## Do this
Make an exact copy of the entries below.

## Given entries

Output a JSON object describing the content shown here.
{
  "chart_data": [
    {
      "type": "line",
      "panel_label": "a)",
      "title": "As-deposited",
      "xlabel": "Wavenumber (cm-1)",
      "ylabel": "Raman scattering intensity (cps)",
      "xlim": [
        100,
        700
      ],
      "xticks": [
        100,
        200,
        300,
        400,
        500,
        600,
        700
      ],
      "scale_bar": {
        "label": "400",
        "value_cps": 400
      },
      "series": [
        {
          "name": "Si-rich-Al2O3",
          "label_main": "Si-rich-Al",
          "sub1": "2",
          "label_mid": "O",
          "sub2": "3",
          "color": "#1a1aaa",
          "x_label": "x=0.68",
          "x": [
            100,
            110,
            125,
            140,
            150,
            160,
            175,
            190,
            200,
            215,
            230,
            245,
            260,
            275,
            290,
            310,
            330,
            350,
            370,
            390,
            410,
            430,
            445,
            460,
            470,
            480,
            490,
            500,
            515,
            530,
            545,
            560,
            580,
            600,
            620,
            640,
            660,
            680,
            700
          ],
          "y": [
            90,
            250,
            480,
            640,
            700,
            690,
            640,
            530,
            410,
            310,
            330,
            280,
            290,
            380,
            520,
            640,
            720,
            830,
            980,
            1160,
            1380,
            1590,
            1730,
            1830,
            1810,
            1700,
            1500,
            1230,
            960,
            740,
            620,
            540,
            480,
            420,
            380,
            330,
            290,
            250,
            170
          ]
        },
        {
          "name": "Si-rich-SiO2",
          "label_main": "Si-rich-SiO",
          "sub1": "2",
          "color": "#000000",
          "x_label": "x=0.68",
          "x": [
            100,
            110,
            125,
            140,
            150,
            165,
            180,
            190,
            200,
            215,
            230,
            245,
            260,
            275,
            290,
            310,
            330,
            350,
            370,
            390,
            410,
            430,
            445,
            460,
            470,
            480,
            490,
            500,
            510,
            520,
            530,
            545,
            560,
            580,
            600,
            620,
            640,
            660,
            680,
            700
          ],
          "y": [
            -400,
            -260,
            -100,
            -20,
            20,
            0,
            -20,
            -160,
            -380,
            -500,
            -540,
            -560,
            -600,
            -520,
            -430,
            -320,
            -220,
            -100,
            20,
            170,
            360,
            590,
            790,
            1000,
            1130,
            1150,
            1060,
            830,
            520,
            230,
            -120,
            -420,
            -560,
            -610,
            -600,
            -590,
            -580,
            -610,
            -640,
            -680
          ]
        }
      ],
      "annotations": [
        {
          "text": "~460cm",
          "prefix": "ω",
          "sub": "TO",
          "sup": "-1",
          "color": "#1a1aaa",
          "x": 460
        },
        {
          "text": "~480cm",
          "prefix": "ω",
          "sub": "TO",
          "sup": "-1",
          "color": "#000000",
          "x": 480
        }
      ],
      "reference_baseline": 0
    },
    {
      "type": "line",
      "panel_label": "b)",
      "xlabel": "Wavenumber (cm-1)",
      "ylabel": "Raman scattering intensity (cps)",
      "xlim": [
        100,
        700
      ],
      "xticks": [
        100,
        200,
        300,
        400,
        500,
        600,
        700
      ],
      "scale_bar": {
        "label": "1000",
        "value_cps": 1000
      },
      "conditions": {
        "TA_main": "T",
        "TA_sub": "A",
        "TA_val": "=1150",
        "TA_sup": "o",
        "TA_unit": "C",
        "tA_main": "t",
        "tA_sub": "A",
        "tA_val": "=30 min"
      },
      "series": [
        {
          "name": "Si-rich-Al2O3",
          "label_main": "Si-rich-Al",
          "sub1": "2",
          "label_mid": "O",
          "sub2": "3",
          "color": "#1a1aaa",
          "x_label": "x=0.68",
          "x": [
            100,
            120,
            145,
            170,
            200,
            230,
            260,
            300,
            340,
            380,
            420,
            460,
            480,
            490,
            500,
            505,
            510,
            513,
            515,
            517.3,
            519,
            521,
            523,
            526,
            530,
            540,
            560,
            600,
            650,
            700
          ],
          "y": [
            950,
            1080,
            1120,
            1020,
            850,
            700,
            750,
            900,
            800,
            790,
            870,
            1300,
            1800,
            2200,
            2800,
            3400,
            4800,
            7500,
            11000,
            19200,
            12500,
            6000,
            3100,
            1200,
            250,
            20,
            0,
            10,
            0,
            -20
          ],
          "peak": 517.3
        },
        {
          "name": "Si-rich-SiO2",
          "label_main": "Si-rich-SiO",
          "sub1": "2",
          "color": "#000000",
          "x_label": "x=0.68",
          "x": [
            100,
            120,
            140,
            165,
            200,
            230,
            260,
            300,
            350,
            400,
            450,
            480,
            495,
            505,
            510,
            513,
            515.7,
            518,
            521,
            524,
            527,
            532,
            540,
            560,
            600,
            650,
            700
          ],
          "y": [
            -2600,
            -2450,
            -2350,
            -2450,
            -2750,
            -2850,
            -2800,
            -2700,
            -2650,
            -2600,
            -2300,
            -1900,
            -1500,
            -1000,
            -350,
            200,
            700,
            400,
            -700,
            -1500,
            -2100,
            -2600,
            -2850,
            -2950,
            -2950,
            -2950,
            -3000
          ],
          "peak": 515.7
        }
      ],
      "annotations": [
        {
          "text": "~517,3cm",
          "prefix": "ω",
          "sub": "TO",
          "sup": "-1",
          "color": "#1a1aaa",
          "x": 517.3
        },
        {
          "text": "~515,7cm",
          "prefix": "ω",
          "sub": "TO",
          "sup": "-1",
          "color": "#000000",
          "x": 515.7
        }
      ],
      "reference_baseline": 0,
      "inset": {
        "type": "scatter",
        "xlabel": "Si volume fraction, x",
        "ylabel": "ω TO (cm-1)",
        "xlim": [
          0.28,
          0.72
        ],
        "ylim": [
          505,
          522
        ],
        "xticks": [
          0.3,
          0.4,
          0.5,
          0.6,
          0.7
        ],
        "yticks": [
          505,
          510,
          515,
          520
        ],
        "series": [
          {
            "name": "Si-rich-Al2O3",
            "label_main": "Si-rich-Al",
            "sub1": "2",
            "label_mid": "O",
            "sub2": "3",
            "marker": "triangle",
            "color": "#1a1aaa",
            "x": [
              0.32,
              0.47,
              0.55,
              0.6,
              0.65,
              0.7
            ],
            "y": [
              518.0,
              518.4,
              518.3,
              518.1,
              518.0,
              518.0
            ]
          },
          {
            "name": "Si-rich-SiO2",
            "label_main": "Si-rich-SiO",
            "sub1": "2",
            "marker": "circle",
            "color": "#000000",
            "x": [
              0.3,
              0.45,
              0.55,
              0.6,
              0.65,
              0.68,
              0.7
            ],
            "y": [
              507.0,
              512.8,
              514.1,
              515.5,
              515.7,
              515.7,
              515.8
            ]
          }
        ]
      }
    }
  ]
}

## Exercise answer
Output a JSON object describing the content shown here.
{
  "chart_data": [
    {
      "type": "line",
      "panel_label": "a)",
      "title": "As-deposited",
      "xlabel": "Wavenumber (cm-1)",
      "ylabel": "Raman scattering intensity (cps)",
      "xlim": [
        100,
        700
      ],
      "xticks": [
        100,
        200,
        300,
        400,
        500,
        600,
        700
      ],
      "scale_bar": {
        "label": "400",
        "value_cps": 400
      },
      "series": [
        {
          "name": "Si-rich-Al2O3",
          "label_main": "Si-rich-Al",
          "sub1": "2",
          "label_mid": "O",
          "sub2": "3",
          "color": "#1a1aaa",
          "x_label": "x=0.68",
          "x": [
            100,
            110,
            125,
            140,
            150,
            160,
            175,
            190,
            200,
            215,
            230,
            245,
            260,
            275,
            290,
            310,
            330,
            350,
            370,
            390,
            410,
            430,
            445,
            460,
            470,
            480,
            490,
            500,
            515,
            530,
            545,
            560,
            580,
            600,
            620,
            640,
            660,
            680,
            700
          ],
          "y": [
            90,
            250,
            480,
            640,
            700,
            690,
            640,
            530,
            410,
            310,
            330,
            280,
            290,
            380,
            520,
            640,
            720,
            830,
            980,
            1160,
            1380,
            1590,
            1730,
            1830,
            1810,
            1700,
            1500,
            1230,
            960,
            740,
            620,
            540,
            480,
            420,
            380,
            330,
            290,
            250,
            170
          ]
        },
        {
          "name": "Si-rich-SiO2",
          "label_main": "Si-rich-SiO",
          "sub1": "2",
          "color": "#000000",
          "x_label": "x=0.68",
          "x": [
            100,
            110,
            125,
            140,
            150,
            165,
            180,
            190,
            200,
            215,
            230,
            245,
            260,
            275,
            290,
            310,
            330,
            350,
            370,
            390,
            410,
            430,
            445,
            460,
            470,
            480,
            490,
            500,
            510,
            520,
            530,
            545,
            560,
            580,
            600,
            620,
            640,
            660,
            680,
            700
          ],
          "y": [
            -400,
            -260,
            -100,
            -20,
            20,
            0,
            -20,
            -160,
            -380,
            -500,
            -540,
            -560,
            -600,
            -520,
            -430,
            -320,
            -220,
            -100,
            20,
            170,
            360,
            590,
            790,
            1000,
            1130,
            1150,
            1060,
            830,
            520,
            230,
            -120,
            -420,
            -560,
            -610,
            -600,
            -590,
            -580,
            -610,
            -640,
            -680
          ]
        }
      ],
      "annotations": [
        {
          "text": "~460cm",
          "prefix": "ω",
          "sub": "TO",
          "sup": "-1",
          "color": "#1a1aaa",
          "x": 460
        },
        {
          "text": "~480cm",
          "prefix": "ω",
          "sub": "TO",
          "sup": "-1",
          "color": "#000000",
          "x": 480
        }
      ],
      "reference_baseline": 0
    },
    {
      "type": "line",
      "panel_label": "b)",
      "xlabel": "Wavenumber (cm-1)",
      "ylabel": "Raman scattering intensity (cps)",
      "xlim": [
        100,
        700
      ],
      "xticks": [
        100,
        200,
        300,
        400,
        500,
        600,
        700
      ],
      "scale_bar": {
        "label": "1000",
        "value_cps": 1000
      },
      "conditions": {
        "TA_main": "T",
        "TA_sub": "A",
        "TA_val": "=1150",
        "TA_sup": "o",
        "TA_unit": "C",
        "tA_main": "t",
        "tA_sub": "A",
        "tA_val": "=30 min"
      },
      "series": [
        {
          "name": "Si-rich-Al2O3",
          "label_main": "Si-rich-Al",
          "sub1": "2",
          "label_mid": "O",
          "sub2": "3",
          "color": "#1a1aaa",
          "x_label": "x=0.68",
          "x": [
            100,
            120,
            145,
            170,
            200,
            230,
            260,
            300,
            340,
            380,
            420,
            460,
            480,
            490,
            500,
            505,
            510,
            513,
            515,
            517.3,
            519,
            521,
            523,
            526,
            530,
            540,
            560,
            600,
            650,
            700
          ],
          "y": [
            950,
            1080,
            1120,
            1020,
            850,
            700,
            750,
            900,
            800,
            790,
            870,
            1300,
            1800,
            2200,
            2800,
            3400,
            4800,
            7500,
            11000,
            19200,
            12500,
            6000,
            3100,
            1200,
            250,
            20,
            0,
            10,
            0,
            -20
          ],
          "peak": 517.3
        },
        {
          "name": "Si-rich-SiO2",
          "label_main": "Si-rich-SiO",
          "sub1": "2",
          "color": "#000000",
          "x_label": "x=0.68",
          "x": [
            100,
            120,
            140,
            165,
            200,
            230,
            260,
            300,
            350,
            400,
            450,
            480,
            495,
            505,
            510,
            513,
            515.7,
            518,
            521,
            524,
            527,
            532,
            540,
            560,
            600,
            650,
            700
          ],
          "y": [
            -2600,
            -2450,
            -2350,
            -2450,
            -2750,
            -2850,
            -2800,
            -2700,
            -2650,
            -2600,
            -2300,
            -1900,
            -1500,
            -1000,
            -350,
            200,
            700,
            400,
            -700,
            -1500,
            -2100,
            -2600,
            -2850,
            -2950,
            -2950,
            -2950,
            -3000
          ],
          "peak": 515.7
        }
      ],
      "annotations": [
        {
          "text": "~517,3cm",
          "prefix": "ω",
          "sub": "TO",
          "sup": "-1",
          "color": "#1a1aaa",
          "x": 517.3
        },
        {
          "text": "~515,7cm",
          "prefix": "ω",
          "sub": "TO",
          "sup": "-1",
          "color": "#000000",
          "x": 515.7
        }
      ],
      "reference_baseline": 0,
      "inset": {
        "type": "scatter",
        "xlabel": "Si volume fraction, x",
        "ylabel": "ω TO (cm-1)",
        "xlim": [
          0.28,
          0.72
        ],
        "ylim": [
          505,
          522
        ],
        "xticks": [
          0.3,
          0.4,
          0.5,
          0.6,
          0.7
        ],
        "yticks": [
          505,
          510,
          515,
          520
        ],
        "series": [
          {
            "name": "Si-rich-Al2O3",
            "label_main": "Si-rich-Al",
            "sub1": "2",
            "label_mid": "O",
            "sub2": "3",
            "marker": "triangle",
            "color": "#1a1aaa",
            "x": [
              0.32,
              0.47,
              0.55,
              0.6,
              0.65,
              0.7
            ],
            "y": [
              518.0,
              518.4,
              518.3,
              518.1,
              518.0,
              518.0
            ]
          },
          {
            "name": "Si-rich-SiO2",
            "label_main": "Si-rich-SiO",
            "sub1": "2",
            "marker": "circle",
            "color": "#000000",
            "x": [
              0.3,
              0.45,
              0.55,
              0.6,
              0.65,
              0.68,
              0.7
            ],
            "y": [
              507.0,
              512.8,
              514.1,
              515.5,
              515.7,
              515.7,
              515.8
            ]
          }
        ]
      }
    }
  ]
}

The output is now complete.